EXERCISE INPUT -
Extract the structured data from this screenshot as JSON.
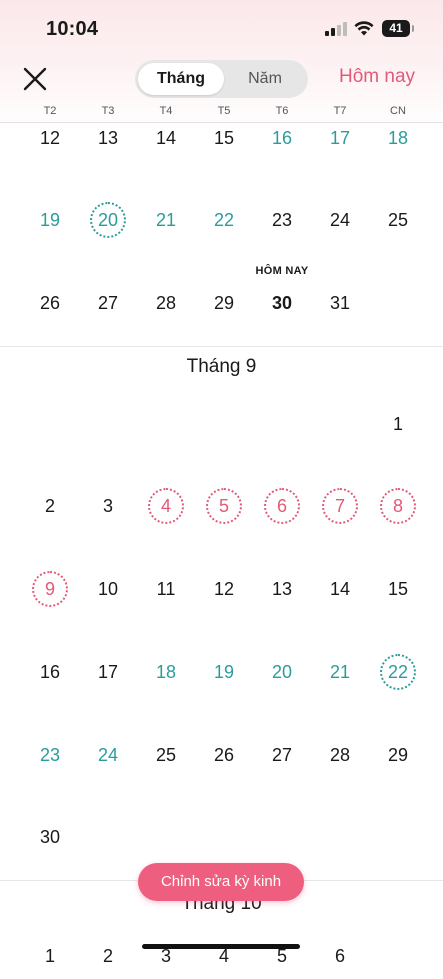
{
  "status_bar": {
    "time": "10:04",
    "battery": "41"
  },
  "nav": {
    "view_toggle": {
      "month": "Tháng",
      "year": "Năm"
    },
    "today_button": "Hôm nay"
  },
  "weekdays": [
    "T2",
    "T3",
    "T4",
    "T5",
    "T6",
    "T7",
    "CN"
  ],
  "today_label": "HÔM NAY",
  "months": [
    {
      "title": "",
      "weeks": [
        [
          {
            "d": "12"
          },
          {
            "d": "13"
          },
          {
            "d": "14"
          },
          {
            "d": "15"
          },
          {
            "d": "16",
            "style": "teal"
          },
          {
            "d": "17",
            "style": "teal"
          },
          {
            "d": "18",
            "style": "teal"
          }
        ],
        [
          {
            "d": "19",
            "style": "teal"
          },
          {
            "d": "20",
            "style": "dot-teal"
          },
          {
            "d": "21",
            "style": "teal"
          },
          {
            "d": "22",
            "style": "teal"
          },
          {
            "d": "23"
          },
          {
            "d": "24"
          },
          {
            "d": "25"
          }
        ],
        [
          {
            "d": "26"
          },
          {
            "d": "27"
          },
          {
            "d": "28"
          },
          {
            "d": "29"
          },
          {
            "d": "30",
            "style": "today"
          },
          {
            "d": "31"
          },
          null
        ]
      ]
    },
    {
      "title": "Tháng 9",
      "weeks": [
        [
          null,
          null,
          null,
          null,
          null,
          null,
          {
            "d": "1"
          }
        ],
        [
          {
            "d": "2"
          },
          {
            "d": "3"
          },
          {
            "d": "4",
            "style": "dot-pink"
          },
          {
            "d": "5",
            "style": "dot-pink"
          },
          {
            "d": "6",
            "style": "dot-pink"
          },
          {
            "d": "7",
            "style": "dot-pink"
          },
          {
            "d": "8",
            "style": "dot-pink"
          }
        ],
        [
          {
            "d": "9",
            "style": "dot-pink"
          },
          {
            "d": "10"
          },
          {
            "d": "11"
          },
          {
            "d": "12"
          },
          {
            "d": "13"
          },
          {
            "d": "14"
          },
          {
            "d": "15"
          }
        ],
        [
          {
            "d": "16"
          },
          {
            "d": "17"
          },
          {
            "d": "18",
            "style": "teal"
          },
          {
            "d": "19",
            "style": "teal"
          },
          {
            "d": "20",
            "style": "teal"
          },
          {
            "d": "21",
            "style": "teal"
          },
          {
            "d": "22",
            "style": "dot-teal"
          }
        ],
        [
          {
            "d": "23",
            "style": "teal"
          },
          {
            "d": "24",
            "style": "teal"
          },
          {
            "d": "25"
          },
          {
            "d": "26"
          },
          {
            "d": "27"
          },
          {
            "d": "28"
          },
          {
            "d": "29"
          }
        ],
        [
          {
            "d": "30"
          },
          null,
          null,
          null,
          null,
          null,
          null
        ]
      ]
    },
    {
      "title": "Tháng 10",
      "weeks": [
        [
          {
            "d": "1"
          },
          {
            "d": "2"
          },
          {
            "d": "3"
          },
          {
            "d": "4"
          },
          {
            "d": "5"
          },
          {
            "d": "6"
          },
          null
        ]
      ]
    }
  ],
  "edit_button": "Chỉnh sửa kỳ kinh",
  "colors": {
    "accent_pink": "#e35a78",
    "button_pink": "#ee5e7f",
    "teal": "#2a9d9a"
  },
  "icons": {
    "close": "close-icon",
    "wifi": "wifi-icon",
    "signal": "cellular-signal-icon",
    "battery": "battery-icon"
  }
}
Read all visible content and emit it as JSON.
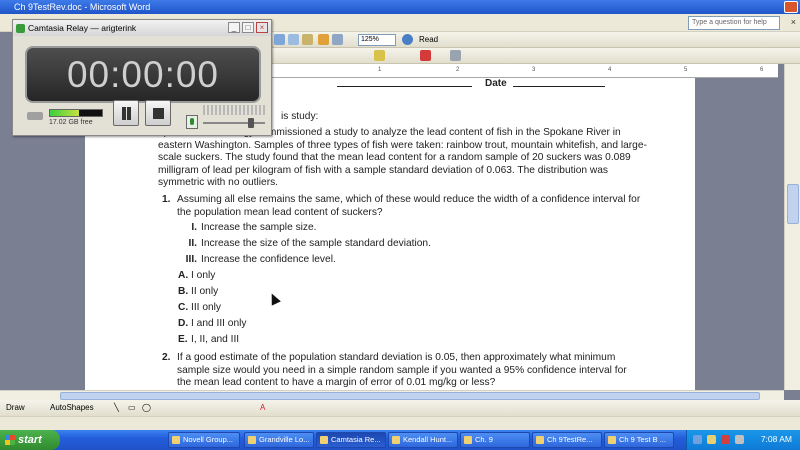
{
  "window": {
    "title": "Ch 9TestRev.doc - Microsoft Word",
    "help_placeholder": "Type a question for help",
    "zoom": "125%",
    "read_label": "Read"
  },
  "ruler_marks": [
    "1",
    "2",
    "3",
    "4",
    "5",
    "6"
  ],
  "drawing_toolbar": {
    "draw_label": "Draw",
    "autoshapes_label": "AutoShapes"
  },
  "camtasia": {
    "title": "Camtasia Relay — arigterink",
    "timer": "00:00:00",
    "disk_free": "17.02 GB free",
    "level": 0.55,
    "volume": 0.8
  },
  "document": {
    "date_label": "Date",
    "intro_tail": "is study:",
    "paragraph": "epartment of Ecology commissioned a study to analyze the lead content of fish in the Spokane River in eastern Washington. Samples of three types of fish were taken: rainbow trout, mountain whitefish, and large-scale suckers. The study found that the mean lead content for a random sample of 20 suckers was 0.089 milligram of lead per kilogram of fish with a sample standard deviation of 0.063. The distribution was symmetric with no outliers.",
    "questions": [
      {
        "num": "1.",
        "text": "Assuming all else remains the same, which of these would reduce the width of a confidence interval for the population mean lead content of suckers?",
        "statements": [
          {
            "rn": "I.",
            "text": "Increase the sample size."
          },
          {
            "rn": "II.",
            "text": "Increase the size of the sample standard deviation."
          },
          {
            "rn": "III.",
            "text": "Increase the confidence level."
          }
        ],
        "options": [
          {
            "letter": "A.",
            "text": "I only"
          },
          {
            "letter": "B.",
            "text": "II only"
          },
          {
            "letter": "C.",
            "text": "III only"
          },
          {
            "letter": "D.",
            "text": "I and III only"
          },
          {
            "letter": "E.",
            "text": "I, II, and III"
          }
        ]
      },
      {
        "num": "2.",
        "text": "If a good estimate of the population standard deviation is 0.05, then approximately what minimum sample size would you need in a simple random sample if you wanted a 95% confidence interval for the mean lead content to have a margin of error of 0.01 mg/kg or less?"
      }
    ]
  },
  "taskbar": {
    "start_label": "start",
    "items": [
      {
        "label": "Novell Group...",
        "active": false
      },
      {
        "label": "Grandville Lo...",
        "active": false
      },
      {
        "label": "Camtasia Re...",
        "active": true
      },
      {
        "label": "Kendall Hunt...",
        "active": false
      },
      {
        "label": "Ch. 9",
        "active": false
      },
      {
        "label": "Ch 9TestRe...",
        "active": false
      },
      {
        "label": "Ch 9 Test B ...",
        "active": false
      }
    ],
    "clock": "7:08 AM"
  }
}
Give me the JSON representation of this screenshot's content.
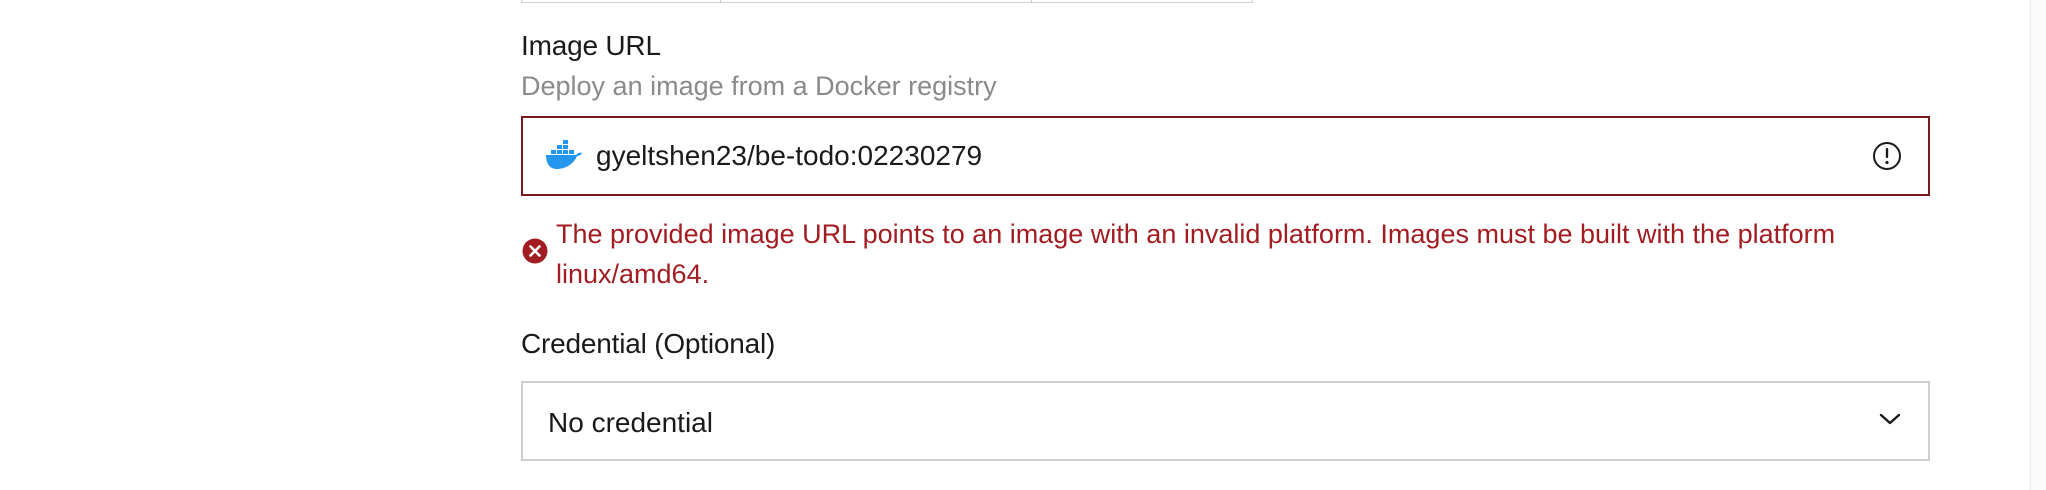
{
  "image_url_field": {
    "label": "Image URL",
    "help_text": "Deploy an image from a Docker registry",
    "value": "gyeltshen23/be-todo:02230279",
    "leading_icon": "docker-icon",
    "trailing_icon": "alert-circle-icon",
    "error_border_color": "#7a1a1f"
  },
  "error_message": {
    "icon": "error-x-circle-icon",
    "text": "The provided image URL points to an image with an invalid platform. Images must be built with the platform linux/amd64.",
    "color": "#a11d21"
  },
  "credential_field": {
    "label": "Credential (Optional)",
    "selected": "No credential",
    "trailing_icon": "chevron-down-icon"
  },
  "colors": {
    "docker_blue": "#2496ed",
    "help_text_gray": "#8a8a8a"
  }
}
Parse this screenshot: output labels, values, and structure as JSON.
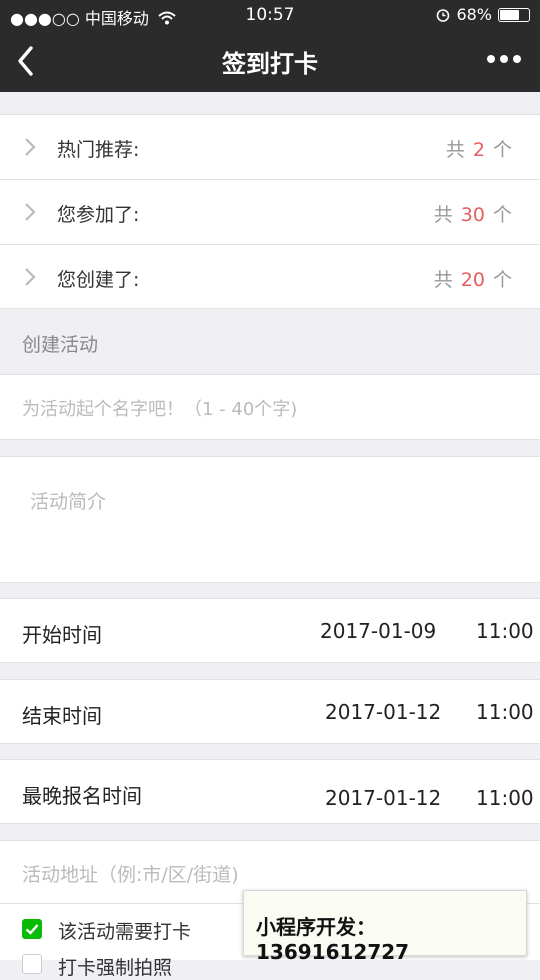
{
  "status_bar": {
    "signal": "●●●○○",
    "carrier": "中国移动",
    "wifi_icon": "wifi-icon",
    "time": "10:57",
    "alarm_icon": "alarm-icon",
    "battery_percent": "68%",
    "battery_level": 0.68
  },
  "nav": {
    "title": "签到打卡",
    "back_icon": "chevron-left-icon",
    "more_icon": "more-icon"
  },
  "summary": {
    "total_prefix": "共",
    "unit": "个",
    "items": [
      {
        "label": "热门推荐:",
        "count": "2"
      },
      {
        "label": "您参加了:",
        "count": "30"
      },
      {
        "label": "您创建了:",
        "count": "20"
      }
    ]
  },
  "create": {
    "section_title": "创建活动",
    "name_placeholder": "为活动起个名字吧！（1 - 40个字)",
    "intro_placeholder": "活动简介"
  },
  "times": [
    {
      "label": "开始时间",
      "date": "2017-01-09",
      "time": "11:00"
    },
    {
      "label": "结束时间",
      "date": "2017-01-12",
      "time": "11:00"
    },
    {
      "label": "最晚报名时间",
      "date": "2017-01-12",
      "time": "11:00"
    }
  ],
  "address_placeholder": "活动地址（例:市/区/街道)",
  "options": {
    "need_checkin": {
      "label": "该活动需要打卡",
      "checked": true
    },
    "partial_label": "打卡强制拍照"
  },
  "toast": {
    "text": "小程序开发：13691612727"
  },
  "colors": {
    "accent_red": "#e85d5d",
    "check_green": "#09bb07",
    "nav_bg": "#2b2b2b"
  }
}
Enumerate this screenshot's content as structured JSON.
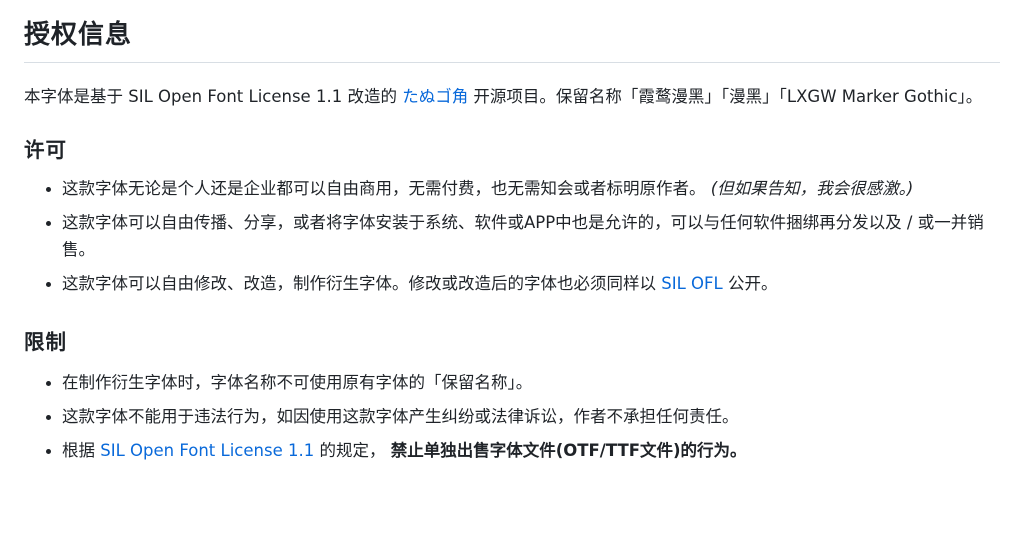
{
  "heading": "授权信息",
  "intro": {
    "part1": "本字体是基于 SIL Open Font License 1.1 改造的 ",
    "link": "たぬゴ角",
    "part2": " 开源项目。保留名称「霞鹜漫黑」「漫黑」「LXGW Marker Gothic」。"
  },
  "license": {
    "title": "许可",
    "item1": {
      "text": "这款字体无论是个人还是企业都可以自由商用，无需付费，也无需知会或者标明原作者。 ",
      "note": "(但如果告知，我会很感激。)"
    },
    "item2": {
      "text": "这款字体可以自由传播、分享，或者将字体安装于系统、软件或APP中也是允许的，可以与任何软件捆绑再分发以及 / 或一并销售。"
    },
    "item3": {
      "text": "这款字体可以自由修改、改造，制作衍生字体。修改或改造后的字体也必须同样以 ",
      "link": "SIL OFL",
      "tail": " 公开。"
    }
  },
  "restrictions": {
    "title": "限制",
    "item1": {
      "text": "在制作衍生字体时，字体名称不可使用原有字体的「保留名称」。"
    },
    "item2": {
      "text": "这款字体不能用于违法行为，如因使用这款字体产生纠纷或法律诉讼，作者不承担任何责任。"
    },
    "item3": {
      "text": "根据 ",
      "link": "SIL Open Font License 1.1",
      "mid": " 的规定， ",
      "strong": "禁止单独出售字体文件(OTF/TTF文件)的行为。"
    }
  },
  "colors": {
    "link": "#0969da",
    "text": "#1f2328",
    "divider": "#d8dee4"
  }
}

GIVEN REQUEST -
Reproduce exactly and only the lines from the one with "Enumerate this screenshot's" through the last entry, both included, excluding every picture.

TASK ANSWER -
Enumerate this screenshot's content as structured JSON.
{
  "heading": "授权信息",
  "intro": {
    "part1": "本字体是基于 SIL Open Font License 1.1 改造的 ",
    "link": "たぬゴ角",
    "part2": " 开源项目。保留名称「霞鹜漫黑」「漫黑」「LXGW Marker Gothic」。"
  },
  "license": {
    "title": "许可",
    "item1": {
      "text": "这款字体无论是个人还是企业都可以自由商用，无需付费，也无需知会或者标明原作者。 ",
      "note": "(但如果告知，我会很感激。)"
    },
    "item2": {
      "text": "这款字体可以自由传播、分享，或者将字体安装于系统、软件或APP中也是允许的，可以与任何软件捆绑再分发以及 / 或一并销售。"
    },
    "item3": {
      "text": "这款字体可以自由修改、改造，制作衍生字体。修改或改造后的字体也必须同样以 ",
      "link": "SIL OFL",
      "tail": " 公开。"
    }
  },
  "restrictions": {
    "title": "限制",
    "item1": {
      "text": "在制作衍生字体时，字体名称不可使用原有字体的「保留名称」。"
    },
    "item2": {
      "text": "这款字体不能用于违法行为，如因使用这款字体产生纠纷或法律诉讼，作者不承担任何责任。"
    },
    "item3": {
      "text": "根据 ",
      "link": "SIL Open Font License 1.1",
      "mid": " 的规定， ",
      "strong": "禁止单独出售字体文件(OTF/TTF文件)的行为。"
    }
  },
  "colors": {
    "link": "#0969da",
    "text": "#1f2328",
    "divider": "#d8dee4"
  }
}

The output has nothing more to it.